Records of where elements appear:
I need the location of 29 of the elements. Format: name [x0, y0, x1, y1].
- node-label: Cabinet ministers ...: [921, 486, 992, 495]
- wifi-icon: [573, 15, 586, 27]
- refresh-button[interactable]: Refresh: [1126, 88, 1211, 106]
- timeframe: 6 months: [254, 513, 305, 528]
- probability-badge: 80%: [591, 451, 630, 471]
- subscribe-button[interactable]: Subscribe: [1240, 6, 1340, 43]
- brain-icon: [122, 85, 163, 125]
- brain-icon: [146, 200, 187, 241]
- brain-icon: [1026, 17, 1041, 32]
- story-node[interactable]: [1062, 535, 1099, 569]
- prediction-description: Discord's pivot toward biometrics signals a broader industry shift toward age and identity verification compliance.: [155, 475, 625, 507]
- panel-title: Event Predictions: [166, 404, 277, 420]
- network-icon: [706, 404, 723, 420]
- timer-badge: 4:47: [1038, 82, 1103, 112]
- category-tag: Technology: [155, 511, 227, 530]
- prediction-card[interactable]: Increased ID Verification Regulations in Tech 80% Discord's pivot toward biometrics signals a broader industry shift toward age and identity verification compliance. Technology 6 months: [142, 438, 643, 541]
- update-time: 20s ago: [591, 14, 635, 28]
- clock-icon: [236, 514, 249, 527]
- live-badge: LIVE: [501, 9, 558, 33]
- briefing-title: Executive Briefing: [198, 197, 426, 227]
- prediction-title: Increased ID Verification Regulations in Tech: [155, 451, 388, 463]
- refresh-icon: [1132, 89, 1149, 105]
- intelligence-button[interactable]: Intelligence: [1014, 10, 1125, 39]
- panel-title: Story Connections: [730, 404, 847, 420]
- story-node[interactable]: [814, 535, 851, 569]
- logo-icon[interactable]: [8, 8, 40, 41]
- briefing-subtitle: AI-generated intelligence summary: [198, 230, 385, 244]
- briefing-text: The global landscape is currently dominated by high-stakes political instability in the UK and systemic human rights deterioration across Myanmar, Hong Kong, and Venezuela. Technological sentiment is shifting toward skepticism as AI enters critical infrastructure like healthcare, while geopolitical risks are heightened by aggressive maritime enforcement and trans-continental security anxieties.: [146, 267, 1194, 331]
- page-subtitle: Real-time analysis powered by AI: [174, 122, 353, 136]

● **Your objective**: Could you output the material as a numbered list, from its first line up to and including the line with "- brain-icon: [146, 200, 187, 241]", leaving out any blank lines?

● **Written answer**:
1. I need the location of 29 of the elements. Format: name [x0, y0, x1, y1].
2. - node-label: Cabinet ministers ...: [921, 486, 992, 495]
3. - wifi-icon: [573, 15, 586, 27]
4. - refresh-button[interactable]: Refresh: [1126, 88, 1211, 106]
5. - timeframe: 6 months: [254, 513, 305, 528]
6. - probability-badge: 80%: [591, 451, 630, 471]
7. - subscribe-button[interactable]: Subscribe: [1240, 6, 1340, 43]
8. - brain-icon: [122, 85, 163, 125]
9. - brain-icon: [146, 200, 187, 241]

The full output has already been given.